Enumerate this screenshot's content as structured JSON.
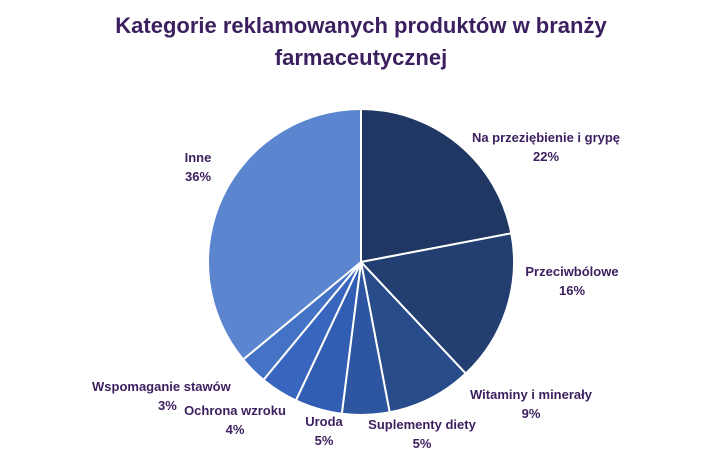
{
  "chart_data": {
    "type": "pie",
    "title": "Kategorie reklamowanych produktów w branży farmaceutycznej",
    "legend": "none",
    "slices": [
      {
        "label": "Na przeziębienie i grypę",
        "value": 22,
        "value_label": "22%",
        "color": "#203764"
      },
      {
        "label": "Przeciwbólowe",
        "value": 16,
        "value_label": "16%",
        "color": "#233f71"
      },
      {
        "label": "Witaminy i minerały",
        "value": 9,
        "value_label": "9%",
        "color": "#284c8a"
      },
      {
        "label": "Suplementy diety",
        "value": 5,
        "value_label": "5%",
        "color": "#2d55a0"
      },
      {
        "label": "Uroda",
        "value": 5,
        "value_label": "5%",
        "color": "#315eb3"
      },
      {
        "label": "Ochrona wzroku",
        "value": 4,
        "value_label": "4%",
        "color": "#3866bf"
      },
      {
        "label": "Wspomaganie stawów",
        "value": 3,
        "value_label": "3%",
        "color": "#4472c4"
      },
      {
        "label": "Inne",
        "value": 36,
        "value_label": "36%",
        "color": "#5b85cf"
      }
    ]
  }
}
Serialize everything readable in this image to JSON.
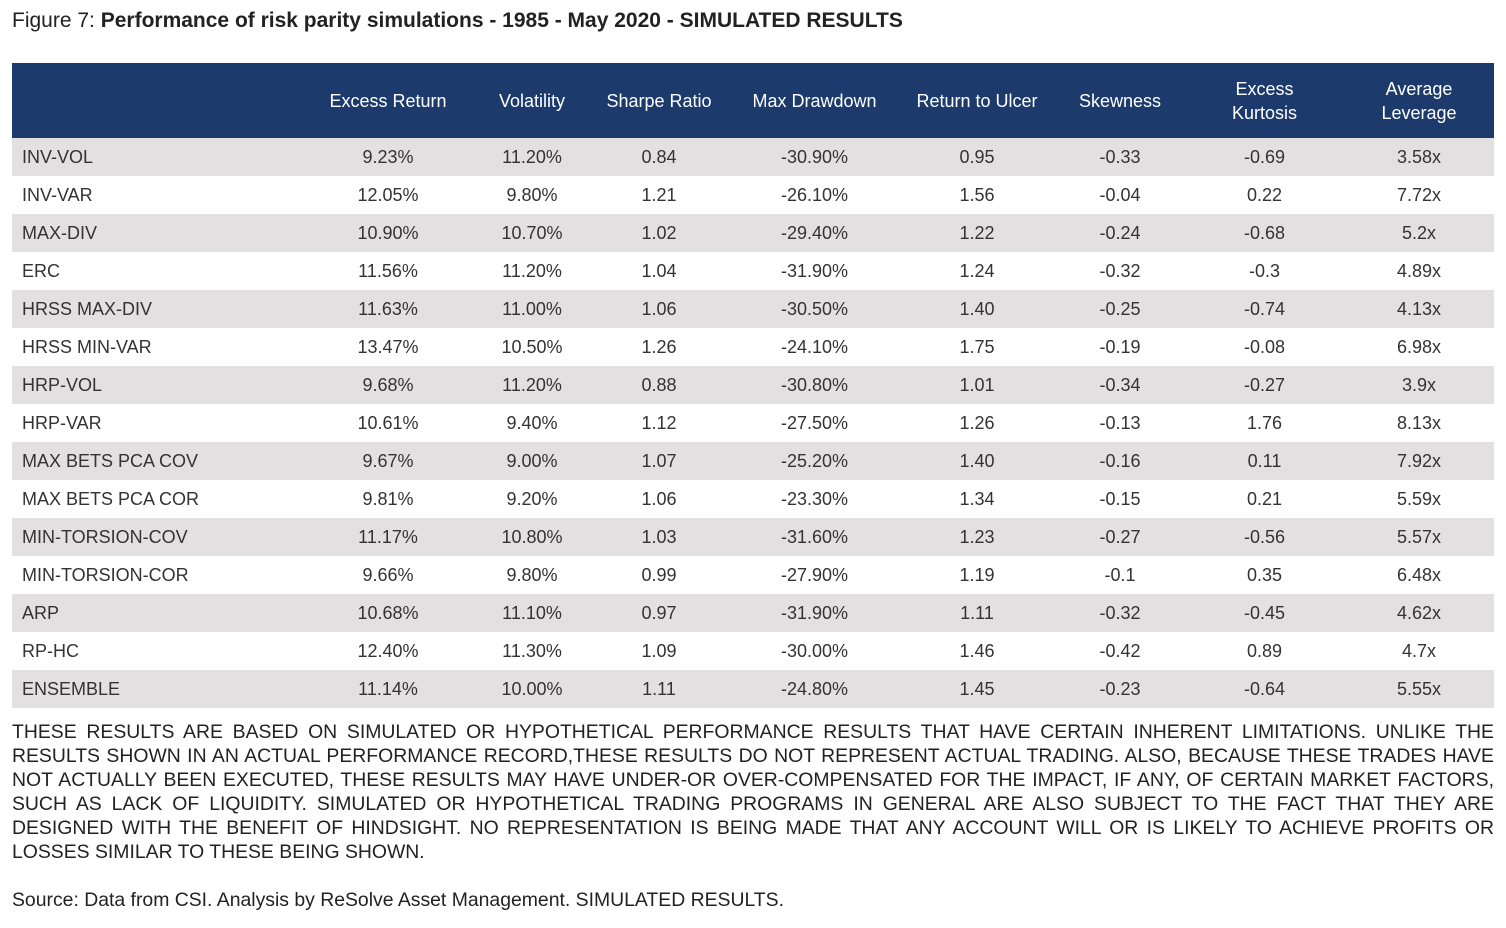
{
  "figure": {
    "label": "Figure 7: ",
    "title": "Performance of risk parity simulations - 1985 - May 2020 - SIMULATED RESULTS"
  },
  "table": {
    "headers": [
      "",
      "Excess Return",
      "Volatility",
      "Sharpe Ratio",
      "Max Drawdown",
      "Return to Ulcer",
      "Skewness",
      "Excess Kurtosis",
      "Average Leverage"
    ],
    "rows": [
      [
        "INV-VOL",
        "9.23%",
        "11.20%",
        "0.84",
        "-30.90%",
        "0.95",
        "-0.33",
        "-0.69",
        "3.58x"
      ],
      [
        "INV-VAR",
        "12.05%",
        "9.80%",
        "1.21",
        "-26.10%",
        "1.56",
        "-0.04",
        "0.22",
        "7.72x"
      ],
      [
        "MAX-DIV",
        "10.90%",
        "10.70%",
        "1.02",
        "-29.40%",
        "1.22",
        "-0.24",
        "-0.68",
        "5.2x"
      ],
      [
        "ERC",
        "11.56%",
        "11.20%",
        "1.04",
        "-31.90%",
        "1.24",
        "-0.32",
        "-0.3",
        "4.89x"
      ],
      [
        "HRSS MAX-DIV",
        "11.63%",
        "11.00%",
        "1.06",
        "-30.50%",
        "1.40",
        "-0.25",
        "-0.74",
        "4.13x"
      ],
      [
        "HRSS MIN-VAR",
        "13.47%",
        "10.50%",
        "1.26",
        "-24.10%",
        "1.75",
        "-0.19",
        "-0.08",
        "6.98x"
      ],
      [
        "HRP-VOL",
        "9.68%",
        "11.20%",
        "0.88",
        "-30.80%",
        "1.01",
        "-0.34",
        "-0.27",
        "3.9x"
      ],
      [
        "HRP-VAR",
        "10.61%",
        "9.40%",
        "1.12",
        "-27.50%",
        "1.26",
        "-0.13",
        "1.76",
        "8.13x"
      ],
      [
        "MAX BETS PCA COV",
        "9.67%",
        "9.00%",
        "1.07",
        "-25.20%",
        "1.40",
        "-0.16",
        "0.11",
        "7.92x"
      ],
      [
        "MAX BETS PCA COR",
        "9.81%",
        "9.20%",
        "1.06",
        "-23.30%",
        "1.34",
        "-0.15",
        "0.21",
        "5.59x"
      ],
      [
        "MIN-TORSION-COV",
        "11.17%",
        "10.80%",
        "1.03",
        "-31.60%",
        "1.23",
        "-0.27",
        "-0.56",
        "5.57x"
      ],
      [
        "MIN-TORSION-COR",
        "9.66%",
        "9.80%",
        "0.99",
        "-27.90%",
        "1.19",
        "-0.1",
        "0.35",
        "6.48x"
      ],
      [
        "ARP",
        "10.68%",
        "11.10%",
        "0.97",
        "-31.90%",
        "1.11",
        "-0.32",
        "-0.45",
        "4.62x"
      ],
      [
        "RP-HC",
        "12.40%",
        "11.30%",
        "1.09",
        "-30.00%",
        "1.46",
        "-0.42",
        "0.89",
        "4.7x"
      ],
      [
        "ENSEMBLE",
        "11.14%",
        "10.00%",
        "1.11",
        "-24.80%",
        "1.45",
        "-0.23",
        "-0.64",
        "5.55x"
      ]
    ]
  },
  "disclaimer": "THESE RESULTS ARE BASED ON SIMULATED OR HYPOTHETICAL PERFORMANCE RESULTS THAT HAVE CERTAIN INHERENT LIMITATIONS. UNLIKE THE RESULTS SHOWN IN AN ACTUAL PERFORMANCE RECORD,THESE RESULTS DO NOT REPRESENT ACTUAL TRADING. ALSO, BECAUSE THESE TRADES HAVE NOT ACTUALLY BEEN EXECUTED, THESE RESULTS MAY HAVE UNDER-OR OVER-COMPENSATED FOR THE IMPACT, IF ANY, OF CERTAIN MARKET FACTORS, SUCH AS LACK OF LIQUIDITY. SIMULATED OR HYPOTHETICAL TRADING PROGRAMS IN GENERAL ARE ALSO SUBJECT TO THE FACT THAT THEY ARE DESIGNED WITH THE BENEFIT OF HINDSIGHT. NO REPRESENTATION IS BEING MADE THAT ANY ACCOUNT WILL OR IS LIKELY TO ACHIEVE PROFITS OR LOSSES SIMILAR TO THESE BEING SHOWN.",
  "source": "Source: Data from CSI. Analysis by ReSolve Asset Management. SIMULATED RESULTS."
}
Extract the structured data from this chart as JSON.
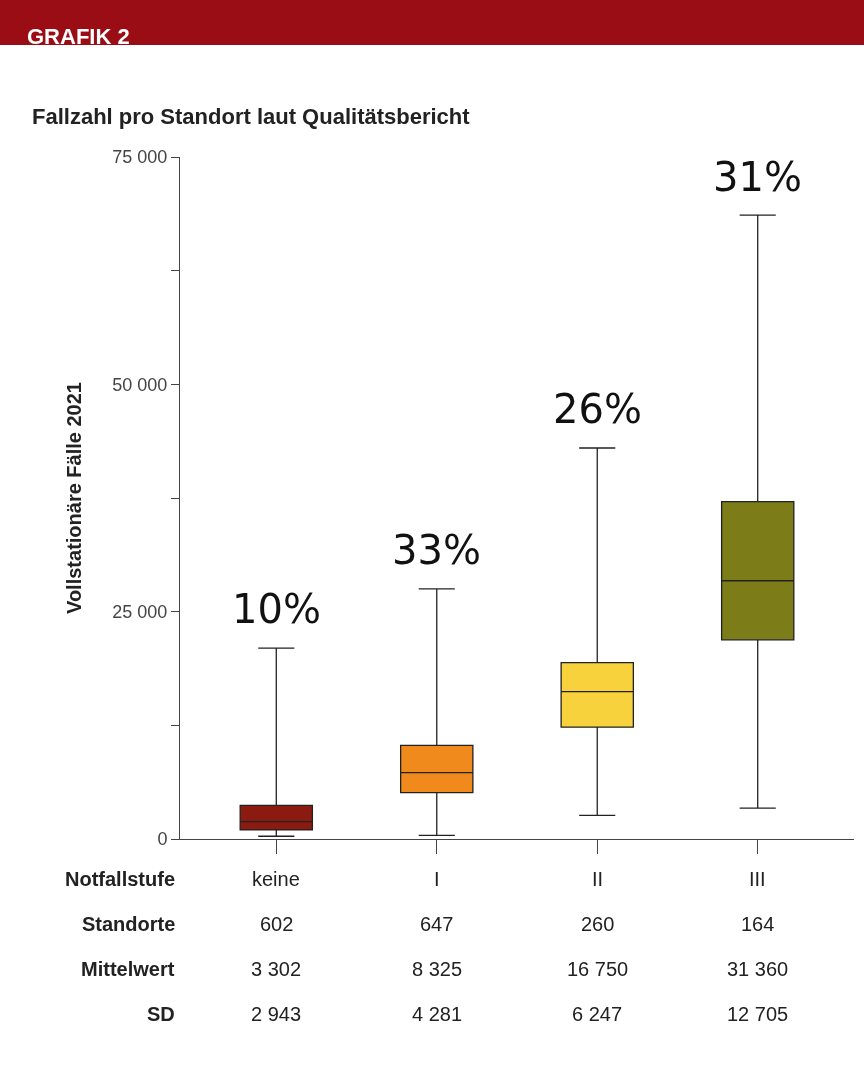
{
  "chart_data": {
    "type": "box",
    "title": "GRAFIK 2",
    "subtitle": "Fallzahl pro Standort laut Qualitätsbericht",
    "ylabel": "Vollstationäre Fälle 2021",
    "xlabel": "Notfallstufe",
    "categories": [
      "keine",
      "I",
      "II",
      "III"
    ],
    "colors": [
      "#8b1a10",
      "#f08a1c",
      "#f7d23c",
      "#7c7d18"
    ],
    "boxes": [
      {
        "low": 300,
        "q1": 1000,
        "median": 1900,
        "q3": 3700,
        "high": 21000
      },
      {
        "low": 400,
        "q1": 5100,
        "median": 7300,
        "q3": 10300,
        "high": 27500
      },
      {
        "low": 2600,
        "q1": 12300,
        "median": 16200,
        "q3": 19400,
        "high": 43000
      },
      {
        "low": 3400,
        "q1": 21900,
        "median": 28400,
        "q3": 37100,
        "high": 68600
      }
    ],
    "ylim": [
      0,
      75000
    ],
    "yticks": [
      {
        "value": 0,
        "label": "0"
      },
      {
        "value": 12500,
        "label": null
      },
      {
        "value": 25000,
        "label": "25 000"
      },
      {
        "value": 37500,
        "label": null
      },
      {
        "value": 50000,
        "label": "50 000"
      },
      {
        "value": 62500,
        "label": null
      },
      {
        "value": 75000,
        "label": "75 000"
      }
    ],
    "legend": false,
    "annotations": [
      "10%",
      "33%",
      "26%",
      "31%",
      "Standorte",
      "602",
      "647",
      "260",
      "164",
      "Mittelwert",
      "3 302",
      "8 325",
      "16 750",
      "31 360",
      "SD",
      "2 943",
      "4 281",
      "6 247",
      "12 705"
    ]
  }
}
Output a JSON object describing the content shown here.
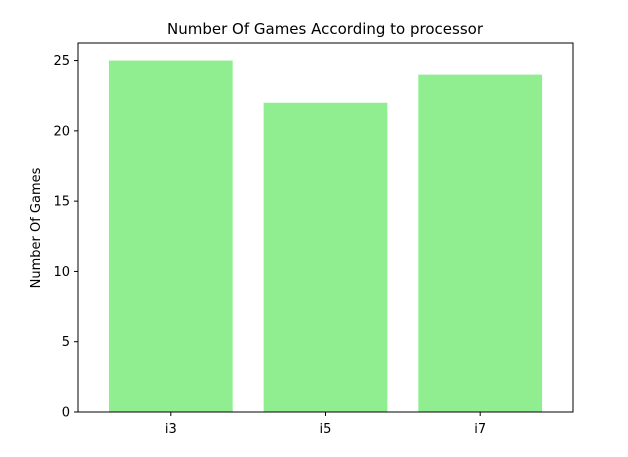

-------------------------

Leave out the pictures and copy every record above exactly.

**WORKED SOLUTION:**
Enumerate this screenshot's content as structured JSON.
{
  "chart_data": {
    "type": "pie",
    "title": "Kategorie reklamowanych produktów w branży farmaceutycznej",
    "legend": "none",
    "slices": [
      {
        "label": "Na przeziębienie i grypę",
        "value": 22,
        "value_label": "22%",
        "color": "#203764"
      },
      {
        "label": "Przeciwbólowe",
        "value": 16,
        "value_label": "16%",
        "color": "#233f71"
      },
      {
        "label": "Witaminy i minerały",
        "value": 9,
        "value_label": "9%",
        "color": "#284c8a"
      },
      {
        "label": "Suplementy diety",
        "value": 5,
        "value_label": "5%",
        "color": "#2d55a0"
      },
      {
        "label": "Uroda",
        "value": 5,
        "value_label": "5%",
        "color": "#315eb3"
      },
      {
        "label": "Ochrona wzroku",
        "value": 4,
        "value_label": "4%",
        "color": "#3866bf"
      },
      {
        "label": "Wspomaganie stawów",
        "value": 3,
        "value_label": "3%",
        "color": "#4472c4"
      },
      {
        "label": "Inne",
        "value": 36,
        "value_label": "36%",
        "color": "#5b85cf"
      }
    ]
  }
}
Serialize everything readable in this image to JSON.
{
  "figure": {
    "label": "Figure 7: ",
    "title": "Performance of risk parity simulations - 1985 - May 2020 - SIMULATED RESULTS"
  },
  "table": {
    "headers": [
      "",
      "Excess Return",
      "Volatility",
      "Sharpe Ratio",
      "Max Drawdown",
      "Return to Ulcer",
      "Skewness",
      "Excess Kurtosis",
      "Average Leverage"
    ],
    "rows": [
      [
        "INV-VOL",
        "9.23%",
        "11.20%",
        "0.84",
        "-30.90%",
        "0.95",
        "-0.33",
        "-0.69",
        "3.58x"
      ],
      [
        "INV-VAR",
        "12.05%",
        "9.80%",
        "1.21",
        "-26.10%",
        "1.56",
        "-0.04",
        "0.22",
        "7.72x"
      ],
      [
        "MAX-DIV",
        "10.90%",
        "10.70%",
        "1.02",
        "-29.40%",
        "1.22",
        "-0.24",
        "-0.68",
        "5.2x"
      ],
      [
        "ERC",
        "11.56%",
        "11.20%",
        "1.04",
        "-31.90%",
        "1.24",
        "-0.32",
        "-0.3",
        "4.89x"
      ],
      [
        "HRSS MAX-DIV",
        "11.63%",
        "11.00%",
        "1.06",
        "-30.50%",
        "1.40",
        "-0.25",
        "-0.74",
        "4.13x"
      ],
      [
        "HRSS MIN-VAR",
        "13.47%",
        "10.50%",
        "1.26",
        "-24.10%",
        "1.75",
        "-0.19",
        "-0.08",
        "6.98x"
      ],
      [
        "HRP-VOL",
        "9.68%",
        "11.20%",
        "0.88",
        "-30.80%",
        "1.01",
        "-0.34",
        "-0.27",
        "3.9x"
      ],
      [
        "HRP-VAR",
        "10.61%",
        "9.40%",
        "1.12",
        "-27.50%",
        "1.26",
        "-0.13",
        "1.76",
        "8.13x"
      ],
      [
        "MAX BETS PCA COV",
        "9.67%",
        "9.00%",
        "1.07",
        "-25.20%",
        "1.40",
        "-0.16",
        "0.11",
        "7.92x"
      ],
      [
        "MAX BETS PCA COR",
        "9.81%",
        "9.20%",
        "1.06",
        "-23.30%",
        "1.34",
        "-0.15",
        "0.21",
        "5.59x"
      ],
      [
        "MIN-TORSION-COV",
        "11.17%",
        "10.80%",
        "1.03",
        "-31.60%",
        "1.23",
        "-0.27",
        "-0.56",
        "5.57x"
      ],
      [
        "MIN-TORSION-COR",
        "9.66%",
        "9.80%",
        "0.99",
        "-27.90%",
        "1.19",
        "-0.1",
        "0.35",
        "6.48x"
      ],
      [
        "ARP",
        "10.68%",
        "11.10%",
        "0.97",
        "-31.90%",
        "1.11",
        "-0.32",
        "-0.45",
        "4.62x"
      ],
      [
        "RP-HC",
        "12.40%",
        "11.30%",
        "1.09",
        "-30.00%",
        "1.46",
        "-0.42",
        "0.89",
        "4.7x"
      ],
      [
        "ENSEMBLE",
        "11.14%",
        "10.00%",
        "1.11",
        "-24.80%",
        "1.45",
        "-0.23",
        "-0.64",
        "5.55x"
      ]
    ]
  },
  "disclaimer": "THESE RESULTS ARE BASED ON SIMULATED OR HYPOTHETICAL PERFORMANCE RESULTS THAT HAVE CERTAIN INHERENT LIMITATIONS. UNLIKE THE RESULTS SHOWN IN AN ACTUAL PERFORMANCE RECORD,THESE RESULTS DO NOT REPRESENT ACTUAL TRADING. ALSO, BECAUSE THESE TRADES HAVE NOT ACTUALLY BEEN EXECUTED, THESE RESULTS MAY HAVE UNDER-OR OVER-COMPENSATED FOR THE IMPACT, IF ANY, OF CERTAIN MARKET FACTORS, SUCH AS LACK OF LIQUIDITY. SIMULATED OR HYPOTHETICAL TRADING PROGRAMS IN GENERAL ARE ALSO SUBJECT TO THE FACT THAT THEY ARE DESIGNED WITH THE BENEFIT OF HINDSIGHT. NO REPRESENTATION IS BEING MADE THAT ANY ACCOUNT WILL OR IS LIKELY TO ACHIEVE PROFITS OR LOSSES SIMILAR TO THESE BEING SHOWN.",
  "source": "Source: Data from CSI. Analysis by ReSolve Asset Management. SIMULATED RESULTS."
}
Extract the structured data from this chart as JSON.
{
  "chart_data": {
    "type": "box",
    "title": "GRAFIK 2",
    "subtitle": "Fallzahl pro Standort laut Qualitätsbericht",
    "ylabel": "Vollstationäre Fälle 2021",
    "xlabel": "Notfallstufe",
    "categories": [
      "keine",
      "I",
      "II",
      "III"
    ],
    "colors": [
      "#8b1a10",
      "#f08a1c",
      "#f7d23c",
      "#7c7d18"
    ],
    "boxes": [
      {
        "low": 300,
        "q1": 1000,
        "median": 1900,
        "q3": 3700,
        "high": 21000
      },
      {
        "low": 400,
        "q1": 5100,
        "median": 7300,
        "q3": 10300,
        "high": 27500
      },
      {
        "low": 2600,
        "q1": 12300,
        "median": 16200,
        "q3": 19400,
        "high": 43000
      },
      {
        "low": 3400,
        "q1": 21900,
        "median": 28400,
        "q3": 37100,
        "high": 68600
      }
    ],
    "ylim": [
      0,
      75000
    ],
    "yticks": [
      {
        "value": 0,
        "label": "0"
      },
      {
        "value": 12500,
        "label": null
      },
      {
        "value": 25000,
        "label": "25 000"
      },
      {
        "value": 37500,
        "label": null
      },
      {
        "value": 50000,
        "label": "50 000"
      },
      {
        "value": 62500,
        "label": null
      },
      {
        "value": 75000,
        "label": "75 000"
      }
    ],
    "legend": false,
    "annotations": [
      "10%",
      "33%",
      "26%",
      "31%",
      "Standorte",
      "602",
      "647",
      "260",
      "164",
      "Mittelwert",
      "3 302",
      "8 325",
      "16 750",
      "31 360",
      "SD",
      "2 943",
      "4 281",
      "6 247",
      "12 705"
    ]
  }
}
Output a JSON object describing the content shown here.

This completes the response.